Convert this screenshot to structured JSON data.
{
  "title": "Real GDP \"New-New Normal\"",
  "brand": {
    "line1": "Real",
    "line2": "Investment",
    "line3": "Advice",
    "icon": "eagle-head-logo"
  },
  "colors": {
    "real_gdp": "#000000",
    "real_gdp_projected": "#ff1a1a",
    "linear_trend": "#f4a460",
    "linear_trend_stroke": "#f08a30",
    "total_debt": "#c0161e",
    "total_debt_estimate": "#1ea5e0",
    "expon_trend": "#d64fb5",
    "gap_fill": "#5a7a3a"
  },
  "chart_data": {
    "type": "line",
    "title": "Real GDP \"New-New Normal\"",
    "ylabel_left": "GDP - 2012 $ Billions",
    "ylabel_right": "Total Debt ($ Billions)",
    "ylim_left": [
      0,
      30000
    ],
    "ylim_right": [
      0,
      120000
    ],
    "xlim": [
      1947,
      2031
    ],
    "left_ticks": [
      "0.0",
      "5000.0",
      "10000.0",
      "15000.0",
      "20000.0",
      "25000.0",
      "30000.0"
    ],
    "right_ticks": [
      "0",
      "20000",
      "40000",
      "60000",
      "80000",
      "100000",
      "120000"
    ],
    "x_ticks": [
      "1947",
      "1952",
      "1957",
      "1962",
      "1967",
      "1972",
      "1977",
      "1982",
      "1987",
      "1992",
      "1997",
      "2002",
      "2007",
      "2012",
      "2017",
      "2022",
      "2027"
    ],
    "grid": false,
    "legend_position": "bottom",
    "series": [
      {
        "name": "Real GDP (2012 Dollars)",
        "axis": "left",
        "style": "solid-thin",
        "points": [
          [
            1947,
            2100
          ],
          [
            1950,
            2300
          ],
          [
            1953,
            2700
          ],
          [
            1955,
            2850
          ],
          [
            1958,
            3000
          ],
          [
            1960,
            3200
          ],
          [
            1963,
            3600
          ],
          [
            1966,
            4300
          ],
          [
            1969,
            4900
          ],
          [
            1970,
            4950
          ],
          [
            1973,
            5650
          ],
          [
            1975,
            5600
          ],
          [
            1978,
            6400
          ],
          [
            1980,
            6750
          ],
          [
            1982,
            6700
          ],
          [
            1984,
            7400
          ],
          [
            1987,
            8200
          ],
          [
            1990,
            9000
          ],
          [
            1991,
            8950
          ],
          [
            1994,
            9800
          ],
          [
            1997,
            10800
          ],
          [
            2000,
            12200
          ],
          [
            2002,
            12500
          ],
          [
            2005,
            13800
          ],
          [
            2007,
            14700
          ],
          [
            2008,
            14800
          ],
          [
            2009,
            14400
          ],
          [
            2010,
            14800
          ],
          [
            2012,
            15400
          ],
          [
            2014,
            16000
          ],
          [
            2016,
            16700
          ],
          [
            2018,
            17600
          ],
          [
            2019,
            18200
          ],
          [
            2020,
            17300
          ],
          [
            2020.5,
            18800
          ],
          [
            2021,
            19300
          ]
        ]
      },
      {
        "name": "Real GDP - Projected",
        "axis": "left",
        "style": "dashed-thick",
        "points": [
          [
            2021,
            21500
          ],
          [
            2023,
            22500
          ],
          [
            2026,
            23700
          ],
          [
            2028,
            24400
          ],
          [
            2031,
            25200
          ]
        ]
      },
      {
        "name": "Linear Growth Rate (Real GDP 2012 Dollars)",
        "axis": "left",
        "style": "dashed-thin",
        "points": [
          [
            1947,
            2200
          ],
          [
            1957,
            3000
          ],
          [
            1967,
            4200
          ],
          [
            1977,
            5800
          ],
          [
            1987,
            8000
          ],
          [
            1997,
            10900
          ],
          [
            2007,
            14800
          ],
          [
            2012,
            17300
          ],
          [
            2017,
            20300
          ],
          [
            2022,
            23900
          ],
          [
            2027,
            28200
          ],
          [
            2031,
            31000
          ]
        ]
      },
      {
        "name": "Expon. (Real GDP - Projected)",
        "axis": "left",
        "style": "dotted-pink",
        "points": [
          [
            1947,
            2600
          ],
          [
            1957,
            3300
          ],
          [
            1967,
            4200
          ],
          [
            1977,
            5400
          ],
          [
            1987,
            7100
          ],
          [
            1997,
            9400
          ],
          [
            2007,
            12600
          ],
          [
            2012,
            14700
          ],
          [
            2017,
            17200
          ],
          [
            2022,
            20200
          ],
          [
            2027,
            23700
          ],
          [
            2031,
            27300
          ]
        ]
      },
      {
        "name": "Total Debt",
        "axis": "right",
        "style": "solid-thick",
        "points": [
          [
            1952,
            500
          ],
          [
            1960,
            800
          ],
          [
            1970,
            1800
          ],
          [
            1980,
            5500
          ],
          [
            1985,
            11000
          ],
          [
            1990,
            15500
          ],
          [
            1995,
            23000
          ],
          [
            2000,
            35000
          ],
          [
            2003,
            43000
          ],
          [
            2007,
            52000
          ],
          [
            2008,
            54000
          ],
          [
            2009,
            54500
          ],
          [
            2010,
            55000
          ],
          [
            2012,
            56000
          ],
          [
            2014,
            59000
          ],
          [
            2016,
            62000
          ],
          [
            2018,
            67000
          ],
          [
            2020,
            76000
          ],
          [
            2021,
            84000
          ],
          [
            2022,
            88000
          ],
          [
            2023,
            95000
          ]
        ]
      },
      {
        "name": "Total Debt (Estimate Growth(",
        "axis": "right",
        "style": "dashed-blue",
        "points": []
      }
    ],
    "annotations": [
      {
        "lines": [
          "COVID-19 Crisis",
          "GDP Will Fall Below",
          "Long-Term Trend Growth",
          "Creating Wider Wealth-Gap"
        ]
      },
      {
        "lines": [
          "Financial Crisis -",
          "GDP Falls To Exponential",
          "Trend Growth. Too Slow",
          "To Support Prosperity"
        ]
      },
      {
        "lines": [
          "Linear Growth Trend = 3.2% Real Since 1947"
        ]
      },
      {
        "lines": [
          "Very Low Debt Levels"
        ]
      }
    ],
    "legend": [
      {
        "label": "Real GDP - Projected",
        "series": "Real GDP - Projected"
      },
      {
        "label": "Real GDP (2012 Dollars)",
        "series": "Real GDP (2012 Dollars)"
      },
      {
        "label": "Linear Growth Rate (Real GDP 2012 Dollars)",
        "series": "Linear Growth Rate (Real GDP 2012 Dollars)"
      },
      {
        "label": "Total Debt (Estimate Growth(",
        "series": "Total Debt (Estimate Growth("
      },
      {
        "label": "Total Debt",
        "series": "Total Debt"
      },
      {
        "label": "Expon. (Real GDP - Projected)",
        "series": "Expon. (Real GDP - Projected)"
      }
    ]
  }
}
::::::::::
WHAT IS ASKED:
Each entry above needs to be retyped exactly.

SOLUTION TO THE PROBLEM:
Convert this screenshot to structured JSON data.
{
  "title": "Real GDP \"New-New Normal\"",
  "brand": {
    "line1": "Real",
    "line2": "Investment",
    "line3": "Advice",
    "icon": "eagle-head-logo"
  },
  "colors": {
    "real_gdp": "#000000",
    "real_gdp_projected": "#ff1a1a",
    "linear_trend": "#f4a460",
    "linear_trend_stroke": "#f08a30",
    "total_debt": "#c0161e",
    "total_debt_estimate": "#1ea5e0",
    "expon_trend": "#d64fb5",
    "gap_fill": "#5a7a3a"
  },
  "chart_data": {
    "type": "line",
    "title": "Real GDP \"New-New Normal\"",
    "ylabel_left": "GDP - 2012 $ Billions",
    "ylabel_right": "Total Debt ($ Billions)",
    "ylim_left": [
      0,
      30000
    ],
    "ylim_right": [
      0,
      120000
    ],
    "xlim": [
      1947,
      2031
    ],
    "left_ticks": [
      "0.0",
      "5000.0",
      "10000.0",
      "15000.0",
      "20000.0",
      "25000.0",
      "30000.0"
    ],
    "right_ticks": [
      "0",
      "20000",
      "40000",
      "60000",
      "80000",
      "100000",
      "120000"
    ],
    "x_ticks": [
      "1947",
      "1952",
      "1957",
      "1962",
      "1967",
      "1972",
      "1977",
      "1982",
      "1987",
      "1992",
      "1997",
      "2002",
      "2007",
      "2012",
      "2017",
      "2022",
      "2027"
    ],
    "grid": false,
    "legend_position": "bottom",
    "series": [
      {
        "name": "Real GDP (2012 Dollars)",
        "axis": "left",
        "style": "solid-thin",
        "points": [
          [
            1947,
            2100
          ],
          [
            1950,
            2300
          ],
          [
            1953,
            2700
          ],
          [
            1955,
            2850
          ],
          [
            1958,
            3000
          ],
          [
            1960,
            3200
          ],
          [
            1963,
            3600
          ],
          [
            1966,
            4300
          ],
          [
            1969,
            4900
          ],
          [
            1970,
            4950
          ],
          [
            1973,
            5650
          ],
          [
            1975,
            5600
          ],
          [
            1978,
            6400
          ],
          [
            1980,
            6750
          ],
          [
            1982,
            6700
          ],
          [
            1984,
            7400
          ],
          [
            1987,
            8200
          ],
          [
            1990,
            9000
          ],
          [
            1991,
            8950
          ],
          [
            1994,
            9800
          ],
          [
            1997,
            10800
          ],
          [
            2000,
            12200
          ],
          [
            2002,
            12500
          ],
          [
            2005,
            13800
          ],
          [
            2007,
            14700
          ],
          [
            2008,
            14800
          ],
          [
            2009,
            14400
          ],
          [
            2010,
            14800
          ],
          [
            2012,
            15400
          ],
          [
            2014,
            16000
          ],
          [
            2016,
            16700
          ],
          [
            2018,
            17600
          ],
          [
            2019,
            18200
          ],
          [
            2020,
            17300
          ],
          [
            2020.5,
            18800
          ],
          [
            2021,
            19300
          ]
        ]
      },
      {
        "name": "Real GDP - Projected",
        "axis": "left",
        "style": "dashed-thick",
        "points": [
          [
            2021,
            21500
          ],
          [
            2023,
            22500
          ],
          [
            2026,
            23700
          ],
          [
            2028,
            24400
          ],
          [
            2031,
            25200
          ]
        ]
      },
      {
        "name": "Linear Growth Rate (Real GDP 2012 Dollars)",
        "axis": "left",
        "style": "dashed-thin",
        "points": [
          [
            1947,
            2200
          ],
          [
            1957,
            3000
          ],
          [
            1967,
            4200
          ],
          [
            1977,
            5800
          ],
          [
            1987,
            8000
          ],
          [
            1997,
            10900
          ],
          [
            2007,
            14800
          ],
          [
            2012,
            17300
          ],
          [
            2017,
            20300
          ],
          [
            2022,
            23900
          ],
          [
            2027,
            28200
          ],
          [
            2031,
            31000
          ]
        ]
      },
      {
        "name": "Expon. (Real GDP - Projected)",
        "axis": "left",
        "style": "dotted-pink",
        "points": [
          [
            1947,
            2600
          ],
          [
            1957,
            3300
          ],
          [
            1967,
            4200
          ],
          [
            1977,
            5400
          ],
          [
            1987,
            7100
          ],
          [
            1997,
            9400
          ],
          [
            2007,
            12600
          ],
          [
            2012,
            14700
          ],
          [
            2017,
            17200
          ],
          [
            2022,
            20200
          ],
          [
            2027,
            23700
          ],
          [
            2031,
            27300
          ]
        ]
      },
      {
        "name": "Total Debt",
        "axis": "right",
        "style": "solid-thick",
        "points": [
          [
            1952,
            500
          ],
          [
            1960,
            800
          ],
          [
            1970,
            1800
          ],
          [
            1980,
            5500
          ],
          [
            1985,
            11000
          ],
          [
            1990,
            15500
          ],
          [
            1995,
            23000
          ],
          [
            2000,
            35000
          ],
          [
            2003,
            43000
          ],
          [
            2007,
            52000
          ],
          [
            2008,
            54000
          ],
          [
            2009,
            54500
          ],
          [
            2010,
            55000
          ],
          [
            2012,
            56000
          ],
          [
            2014,
            59000
          ],
          [
            2016,
            62000
          ],
          [
            2018,
            67000
          ],
          [
            2020,
            76000
          ],
          [
            2021,
            84000
          ],
          [
            2022,
            88000
          ],
          [
            2023,
            95000
          ]
        ]
      },
      {
        "name": "Total Debt (Estimate Growth(",
        "axis": "right",
        "style": "dashed-blue",
        "points": []
      }
    ],
    "annotations": [
      {
        "lines": [
          "COVID-19 Crisis",
          "GDP Will Fall Below",
          "Long-Term Trend Growth",
          "Creating Wider Wealth-Gap"
        ]
      },
      {
        "lines": [
          "Financial Crisis -",
          "GDP Falls To Exponential",
          "Trend Growth. Too Slow",
          "To Support Prosperity"
        ]
      },
      {
        "lines": [
          "Linear Growth Trend = 3.2% Real Since 1947"
        ]
      },
      {
        "lines": [
          "Very Low Debt Levels"
        ]
      }
    ],
    "legend": [
      {
        "label": "Real GDP - Projected",
        "series": "Real GDP - Projected"
      },
      {
        "label": "Real GDP (2012 Dollars)",
        "series": "Real GDP (2012 Dollars)"
      },
      {
        "label": "Linear Growth Rate (Real GDP 2012 Dollars)",
        "series": "Linear Growth Rate (Real GDP 2012 Dollars)"
      },
      {
        "label": "Total Debt (Estimate Growth(",
        "series": "Total Debt (Estimate Growth("
      },
      {
        "label": "Total Debt",
        "series": "Total Debt"
      },
      {
        "label": "Expon. (Real GDP - Projected)",
        "series": "Expon. (Real GDP - Projected)"
      }
    ]
  }
}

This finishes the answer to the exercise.